§ SUPPLIED DATA
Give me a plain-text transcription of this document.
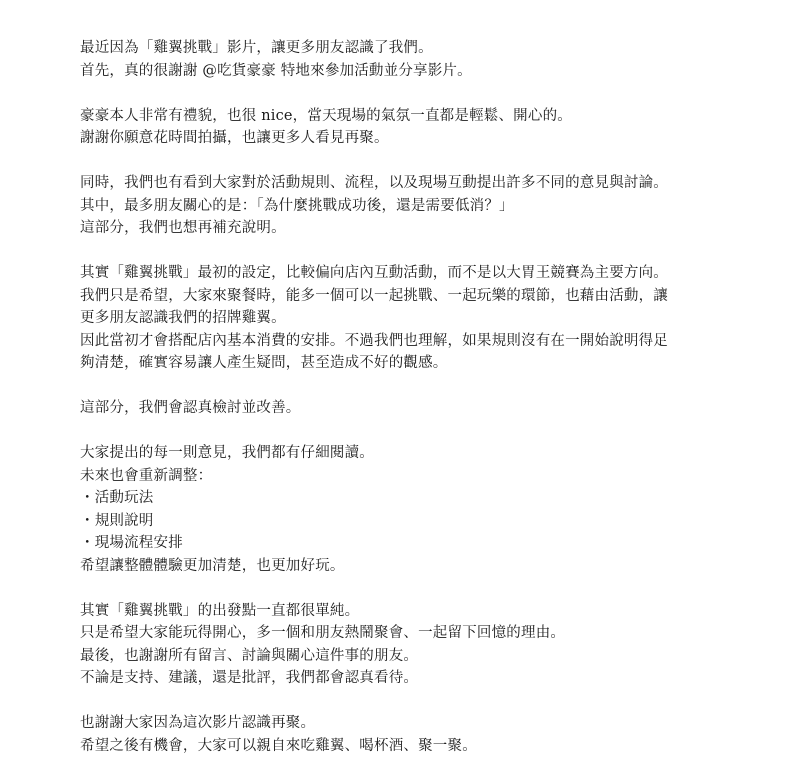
最近因為「雞翼挑戰」影片，讓更多朋友認識了我們。
首先，真的很謝謝 @吃貨豪豪 特地來參加活動並分享影片。
豪豪本人非常有禮貌，也很 nice，當天現場的氣氛一直都是輕鬆、開心的。
謝謝你願意花時間拍攝，也讓更多人看見再聚。
同時，我們也有看到大家對於活動規則、流程，以及現場互動提出許多不同的意見與討論。
其中，最多朋友關心的是：「為什麼挑戰成功後，還是需要低消？」
這部分，我們也想再補充說明。
其實「雞翼挑戰」最初的設定，比較偏向店內互動活動，而不是以大胃王競賽為主要方向。
我們只是希望，大家來聚餐時，能多一個可以一起挑戰、一起玩樂的環節，也藉由活動，讓
更多朋友認識我們的招牌雞翼。
因此當初才會搭配店內基本消費的安排。不過我們也理解，如果規則沒有在一開始說明得足
夠清楚，確實容易讓人產生疑問，甚至造成不好的觀感。
這部分，我們會認真檢討並改善。
大家提出的每一則意見，我們都有仔細閱讀。
未來也會重新調整：
・活動玩法
・規則說明
・現場流程安排
希望讓整體體驗更加清楚，也更加好玩。
其實「雞翼挑戰」的出發點一直都很單純。
只是希望大家能玩得開心，多一個和朋友熱鬧聚會、一起留下回憶的理由。
最後，也謝謝所有留言、討論與關心這件事的朋友。
不論是支持、建議，還是批評，我們都會認真看待。
也謝謝大家因為這次影片認識再聚。
希望之後有機會，大家可以親自來吃雞翼、喝杯酒、聚一聚。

§ TASK REQUIREMENTS
Return all of the data exactly as written, and drop the pictures.

§ ANSWER TO THIS PROBLEM
Give me a plain-text transcription of this document.
最近因為「雞翼挑戰」影片，讓更多朋友認識了我們。
首先，真的很謝謝 @吃貨豪豪 特地來參加活動並分享影片。
豪豪本人非常有禮貌，也很 nice，當天現場的氣氛一直都是輕鬆、開心的。
謝謝你願意花時間拍攝，也讓更多人看見再聚。
同時，我們也有看到大家對於活動規則、流程，以及現場互動提出許多不同的意見與討論。
其中，最多朋友關心的是：「為什麼挑戰成功後，還是需要低消？」
這部分，我們也想再補充說明。
其實「雞翼挑戰」最初的設定，比較偏向店內互動活動，而不是以大胃王競賽為主要方向。
我們只是希望，大家來聚餐時，能多一個可以一起挑戰、一起玩樂的環節，也藉由活動，讓
更多朋友認識我們的招牌雞翼。
因此當初才會搭配店內基本消費的安排。不過我們也理解，如果規則沒有在一開始說明得足
夠清楚，確實容易讓人產生疑問，甚至造成不好的觀感。
這部分，我們會認真檢討並改善。
大家提出的每一則意見，我們都有仔細閱讀。
未來也會重新調整：
・活動玩法
・規則說明
・現場流程安排
希望讓整體體驗更加清楚，也更加好玩。
其實「雞翼挑戰」的出發點一直都很單純。
只是希望大家能玩得開心，多一個和朋友熱鬧聚會、一起留下回憶的理由。
最後，也謝謝所有留言、討論與關心這件事的朋友。
不論是支持、建議，還是批評，我們都會認真看待。
也謝謝大家因為這次影片認識再聚。
希望之後有機會，大家可以親自來吃雞翼、喝杯酒、聚一聚。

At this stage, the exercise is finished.